• **Records from a collection**:

---

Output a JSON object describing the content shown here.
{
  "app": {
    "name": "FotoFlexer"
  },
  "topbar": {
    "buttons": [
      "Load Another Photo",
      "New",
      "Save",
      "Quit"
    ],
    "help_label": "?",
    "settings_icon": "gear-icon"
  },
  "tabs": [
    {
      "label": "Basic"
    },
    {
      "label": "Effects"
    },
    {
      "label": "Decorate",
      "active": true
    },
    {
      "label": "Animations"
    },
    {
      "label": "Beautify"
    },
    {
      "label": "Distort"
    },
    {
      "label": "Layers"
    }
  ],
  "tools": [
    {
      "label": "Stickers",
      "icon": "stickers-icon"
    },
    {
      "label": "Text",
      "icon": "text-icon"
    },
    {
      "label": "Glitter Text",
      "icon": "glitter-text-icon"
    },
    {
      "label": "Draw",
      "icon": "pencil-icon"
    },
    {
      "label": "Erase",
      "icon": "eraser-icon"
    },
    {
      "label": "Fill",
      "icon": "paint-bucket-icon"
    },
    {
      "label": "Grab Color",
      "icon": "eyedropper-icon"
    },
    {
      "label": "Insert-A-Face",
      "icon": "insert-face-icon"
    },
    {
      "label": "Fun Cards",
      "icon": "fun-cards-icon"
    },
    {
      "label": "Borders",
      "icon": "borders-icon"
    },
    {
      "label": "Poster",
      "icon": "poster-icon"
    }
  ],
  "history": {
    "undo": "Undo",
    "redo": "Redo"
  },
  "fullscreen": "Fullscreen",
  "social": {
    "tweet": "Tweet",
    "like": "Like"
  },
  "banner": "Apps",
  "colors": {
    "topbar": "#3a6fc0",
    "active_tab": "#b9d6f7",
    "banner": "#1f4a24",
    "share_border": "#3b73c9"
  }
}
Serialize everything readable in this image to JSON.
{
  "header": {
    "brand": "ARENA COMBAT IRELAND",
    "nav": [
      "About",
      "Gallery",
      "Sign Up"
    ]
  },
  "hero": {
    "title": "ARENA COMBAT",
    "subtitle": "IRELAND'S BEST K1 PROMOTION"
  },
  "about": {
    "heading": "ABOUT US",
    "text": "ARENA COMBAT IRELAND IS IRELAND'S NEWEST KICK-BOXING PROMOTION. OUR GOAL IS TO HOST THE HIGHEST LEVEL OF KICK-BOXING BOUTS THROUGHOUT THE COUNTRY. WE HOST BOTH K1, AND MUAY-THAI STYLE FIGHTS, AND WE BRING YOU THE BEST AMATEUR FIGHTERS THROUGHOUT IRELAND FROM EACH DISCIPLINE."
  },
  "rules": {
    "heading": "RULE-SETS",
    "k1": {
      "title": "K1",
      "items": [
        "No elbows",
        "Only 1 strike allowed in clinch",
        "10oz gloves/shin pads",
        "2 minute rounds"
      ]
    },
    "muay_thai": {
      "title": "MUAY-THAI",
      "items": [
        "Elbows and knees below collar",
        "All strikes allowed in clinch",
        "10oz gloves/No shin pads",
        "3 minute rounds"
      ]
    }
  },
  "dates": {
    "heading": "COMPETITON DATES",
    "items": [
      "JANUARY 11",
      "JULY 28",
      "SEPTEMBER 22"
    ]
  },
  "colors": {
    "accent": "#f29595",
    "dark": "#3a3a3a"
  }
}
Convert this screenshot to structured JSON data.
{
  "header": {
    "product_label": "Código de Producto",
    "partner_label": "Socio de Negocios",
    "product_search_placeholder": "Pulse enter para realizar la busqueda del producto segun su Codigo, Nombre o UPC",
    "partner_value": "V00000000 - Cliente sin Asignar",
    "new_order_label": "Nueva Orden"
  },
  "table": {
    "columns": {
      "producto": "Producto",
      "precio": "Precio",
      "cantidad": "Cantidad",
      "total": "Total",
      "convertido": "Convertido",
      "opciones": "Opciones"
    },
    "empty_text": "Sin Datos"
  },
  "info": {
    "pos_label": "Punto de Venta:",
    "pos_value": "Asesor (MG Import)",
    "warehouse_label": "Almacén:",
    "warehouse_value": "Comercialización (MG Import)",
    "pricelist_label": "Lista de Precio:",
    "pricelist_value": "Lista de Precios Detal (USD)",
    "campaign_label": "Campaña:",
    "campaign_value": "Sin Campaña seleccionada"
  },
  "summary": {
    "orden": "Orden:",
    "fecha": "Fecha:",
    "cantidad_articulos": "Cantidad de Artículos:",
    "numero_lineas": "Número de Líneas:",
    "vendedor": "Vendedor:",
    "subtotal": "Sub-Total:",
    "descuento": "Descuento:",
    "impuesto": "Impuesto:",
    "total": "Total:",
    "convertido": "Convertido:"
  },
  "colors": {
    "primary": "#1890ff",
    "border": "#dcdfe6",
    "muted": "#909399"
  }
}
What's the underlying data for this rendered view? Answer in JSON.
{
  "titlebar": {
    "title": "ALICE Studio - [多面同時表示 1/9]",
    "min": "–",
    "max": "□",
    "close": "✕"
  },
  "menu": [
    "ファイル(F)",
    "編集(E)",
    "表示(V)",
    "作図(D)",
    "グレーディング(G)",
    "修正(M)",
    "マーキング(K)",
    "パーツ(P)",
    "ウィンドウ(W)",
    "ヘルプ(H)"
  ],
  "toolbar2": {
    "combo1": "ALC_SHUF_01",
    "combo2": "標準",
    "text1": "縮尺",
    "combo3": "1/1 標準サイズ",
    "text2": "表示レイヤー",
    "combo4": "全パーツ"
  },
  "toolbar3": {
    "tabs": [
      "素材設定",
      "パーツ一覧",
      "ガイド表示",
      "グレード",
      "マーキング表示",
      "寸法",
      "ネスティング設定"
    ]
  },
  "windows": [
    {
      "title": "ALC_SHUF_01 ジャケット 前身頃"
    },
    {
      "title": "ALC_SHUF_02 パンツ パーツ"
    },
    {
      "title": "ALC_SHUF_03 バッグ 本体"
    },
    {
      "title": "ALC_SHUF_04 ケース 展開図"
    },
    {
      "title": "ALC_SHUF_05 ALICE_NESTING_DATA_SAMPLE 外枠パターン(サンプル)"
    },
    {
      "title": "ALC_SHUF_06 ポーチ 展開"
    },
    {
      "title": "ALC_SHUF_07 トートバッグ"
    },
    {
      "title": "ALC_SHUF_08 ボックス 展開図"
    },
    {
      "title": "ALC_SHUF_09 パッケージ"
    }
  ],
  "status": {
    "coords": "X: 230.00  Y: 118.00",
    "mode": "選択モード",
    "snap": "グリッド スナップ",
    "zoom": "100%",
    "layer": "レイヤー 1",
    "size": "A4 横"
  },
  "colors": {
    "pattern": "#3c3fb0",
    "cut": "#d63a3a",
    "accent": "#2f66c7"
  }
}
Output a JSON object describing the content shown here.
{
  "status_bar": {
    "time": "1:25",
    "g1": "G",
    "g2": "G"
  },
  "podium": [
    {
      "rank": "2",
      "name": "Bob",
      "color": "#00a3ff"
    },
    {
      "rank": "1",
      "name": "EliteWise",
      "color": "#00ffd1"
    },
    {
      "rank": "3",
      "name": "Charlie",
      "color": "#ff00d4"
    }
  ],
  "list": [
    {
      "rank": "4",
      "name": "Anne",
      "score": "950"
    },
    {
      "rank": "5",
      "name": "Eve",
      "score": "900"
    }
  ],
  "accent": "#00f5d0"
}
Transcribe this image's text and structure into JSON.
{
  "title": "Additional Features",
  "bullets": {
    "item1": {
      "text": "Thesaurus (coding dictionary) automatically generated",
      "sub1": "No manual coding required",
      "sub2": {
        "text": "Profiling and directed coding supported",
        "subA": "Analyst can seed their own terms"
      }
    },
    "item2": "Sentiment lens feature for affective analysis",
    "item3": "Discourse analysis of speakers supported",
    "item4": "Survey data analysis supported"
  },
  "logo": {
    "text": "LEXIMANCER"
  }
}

---

Reproduce every line of the material above exactly.

Output a JSON object describing the content shown here.
{
  "app": {
    "name": "FotoFlexer"
  },
  "topbar": {
    "buttons": [
      "Load Another Photo",
      "New",
      "Save",
      "Quit"
    ],
    "help_label": "?",
    "settings_icon": "gear-icon"
  },
  "tabs": [
    {
      "label": "Basic"
    },
    {
      "label": "Effects"
    },
    {
      "label": "Decorate",
      "active": true
    },
    {
      "label": "Animations"
    },
    {
      "label": "Beautify"
    },
    {
      "label": "Distort"
    },
    {
      "label": "Layers"
    }
  ],
  "tools": [
    {
      "label": "Stickers",
      "icon": "stickers-icon"
    },
    {
      "label": "Text",
      "icon": "text-icon"
    },
    {
      "label": "Glitter Text",
      "icon": "glitter-text-icon"
    },
    {
      "label": "Draw",
      "icon": "pencil-icon"
    },
    {
      "label": "Erase",
      "icon": "eraser-icon"
    },
    {
      "label": "Fill",
      "icon": "paint-bucket-icon"
    },
    {
      "label": "Grab Color",
      "icon": "eyedropper-icon"
    },
    {
      "label": "Insert-A-Face",
      "icon": "insert-face-icon"
    },
    {
      "label": "Fun Cards",
      "icon": "fun-cards-icon"
    },
    {
      "label": "Borders",
      "icon": "borders-icon"
    },
    {
      "label": "Poster",
      "icon": "poster-icon"
    }
  ],
  "history": {
    "undo": "Undo",
    "redo": "Redo"
  },
  "fullscreen": "Fullscreen",
  "social": {
    "tweet": "Tweet",
    "like": "Like"
  },
  "banner": "Apps",
  "colors": {
    "topbar": "#3a6fc0",
    "active_tab": "#b9d6f7",
    "banner": "#1f4a24",
    "share_border": "#3b73c9"
  }
}
Serialize everything readable in this image to JSON.
{
  "header": {
    "brand": "ARENA COMBAT IRELAND",
    "nav": [
      "About",
      "Gallery",
      "Sign Up"
    ]
  },
  "hero": {
    "title": "ARENA COMBAT",
    "subtitle": "IRELAND'S BEST K1 PROMOTION"
  },
  "about": {
    "heading": "ABOUT US",
    "text": "ARENA COMBAT IRELAND IS IRELAND'S NEWEST KICK-BOXING PROMOTION. OUR GOAL IS TO HOST THE HIGHEST LEVEL OF KICK-BOXING BOUTS THROUGHOUT THE COUNTRY. WE HOST BOTH K1, AND MUAY-THAI STYLE FIGHTS, AND WE BRING YOU THE BEST AMATEUR FIGHTERS THROUGHOUT IRELAND FROM EACH DISCIPLINE."
  },
  "rules": {
    "heading": "RULE-SETS",
    "k1": {
      "title": "K1",
      "items": [
        "No elbows",
        "Only 1 strike allowed in clinch",
        "10oz gloves/shin pads",
        "2 minute rounds"
      ]
    },
    "muay_thai": {
      "title": "MUAY-THAI",
      "items": [
        "Elbows and knees below collar",
        "All strikes allowed in clinch",
        "10oz gloves/No shin pads",
        "3 minute rounds"
      ]
    }
  },
  "dates": {
    "heading": "COMPETITON DATES",
    "items": [
      "JANUARY 11",
      "JULY 28",
      "SEPTEMBER 22"
    ]
  },
  "colors": {
    "accent": "#f29595",
    "dark": "#3a3a3a"
  }
}
Convert this screenshot to structured JSON data.
{
  "header": {
    "product_label": "Código de Producto",
    "partner_label": "Socio de Negocios",
    "product_search_placeholder": "Pulse enter para realizar la busqueda del producto segun su Codigo, Nombre o UPC",
    "partner_value": "V00000000 - Cliente sin Asignar",
    "new_order_label": "Nueva Orden"
  },
  "table": {
    "columns": {
      "producto": "Producto",
      "precio": "Precio",
      "cantidad": "Cantidad",
      "total": "Total",
      "convertido": "Convertido",
      "opciones": "Opciones"
    },
    "empty_text": "Sin Datos"
  },
  "info": {
    "pos_label": "Punto de Venta:",
    "pos_value": "Asesor (MG Import)",
    "warehouse_label": "Almacén:",
    "warehouse_value": "Comercialización (MG Import)",
    "pricelist_label": "Lista de Precio:",
    "pricelist_value": "Lista de Precios Detal (USD)",
    "campaign_label": "Campaña:",
    "campaign_value": "Sin Campaña seleccionada"
  },
  "summary": {
    "orden": "Orden:",
    "fecha": "Fecha:",
    "cantidad_articulos": "Cantidad de Artículos:",
    "numero_lineas": "Número de Líneas:",
    "vendedor": "Vendedor:",
    "subtotal": "Sub-Total:",
    "descuento": "Descuento:",
    "impuesto": "Impuesto:",
    "total": "Total:",
    "convertido": "Convertido:"
  },
  "colors": {
    "primary": "#1890ff",
    "border": "#dcdfe6",
    "muted": "#909399"
  }
}
What's the underlying data for this rendered view? Answer in JSON.
{
  "titlebar": {
    "title": "ALICE Studio - [多面同時表示 1/9]",
    "min": "–",
    "max": "□",
    "close": "✕"
  },
  "menu": [
    "ファイル(F)",
    "編集(E)",
    "表示(V)",
    "作図(D)",
    "グレーディング(G)",
    "修正(M)",
    "マーキング(K)",
    "パーツ(P)",
    "ウィンドウ(W)",
    "ヘルプ(H)"
  ],
  "toolbar2": {
    "combo1": "ALC_SHUF_01",
    "combo2": "標準",
    "text1": "縮尺",
    "combo3": "1/1 標準サイズ",
    "text2": "表示レイヤー",
    "combo4": "全パーツ"
  },
  "toolbar3": {
    "tabs": [
      "素材設定",
      "パーツ一覧",
      "ガイド表示",
      "グレード",
      "マーキング表示",
      "寸法",
      "ネスティング設定"
    ]
  },
  "windows": [
    {
      "title": "ALC_SHUF_01 ジャケット 前身頃"
    },
    {
      "title": "ALC_SHUF_02 パンツ パーツ"
    },
    {
      "title": "ALC_SHUF_03 バッグ 本体"
    },
    {
      "title": "ALC_SHUF_04 ケース 展開図"
    },
    {
      "title": "ALC_SHUF_05 ALICE_NESTING_DATA_SAMPLE 外枠パターン(サンプル)"
    },
    {
      "title": "ALC_SHUF_06 ポーチ 展開"
    },
    {
      "title": "ALC_SHUF_07 トートバッグ"
    },
    {
      "title": "ALC_SHUF_08 ボックス 展開図"
    },
    {
      "title": "ALC_SHUF_09 パッケージ"
    }
  ],
  "status": {
    "coords": "X: 230.00  Y: 118.00",
    "mode": "選択モード",
    "snap": "グリッド スナップ",
    "zoom": "100%",
    "layer": "レイヤー 1",
    "size": "A4 横"
  },
  "colors": {
    "pattern": "#3c3fb0",
    "cut": "#d63a3a",
    "accent": "#2f66c7"
  }
}
Output a JSON object describing the content shown here.
{
  "status_bar": {
    "time": "1:25",
    "g1": "G",
    "g2": "G"
  },
  "podium": [
    {
      "rank": "2",
      "name": "Bob",
      "color": "#00a3ff"
    },
    {
      "rank": "1",
      "name": "EliteWise",
      "color": "#00ffd1"
    },
    {
      "rank": "3",
      "name": "Charlie",
      "color": "#ff00d4"
    }
  ],
  "list": [
    {
      "rank": "4",
      "name": "Anne",
      "score": "950"
    },
    {
      "rank": "5",
      "name": "Eve",
      "score": "900"
    }
  ],
  "accent": "#00f5d0"
}
Transcribe this image's text and structure into JSON.
{
  "title": "Additional Features",
  "bullets": {
    "item1": {
      "text": "Thesaurus (coding dictionary) automatically generated",
      "sub1": "No manual coding required",
      "sub2": {
        "text": "Profiling and directed coding supported",
        "subA": "Analyst can seed their own terms"
      }
    },
    "item2": "Sentiment lens feature for affective analysis",
    "item3": "Discourse analysis of speakers supported",
    "item4": "Survey data analysis supported"
  },
  "logo": {
    "text": "LEXIMANCER"
  }
}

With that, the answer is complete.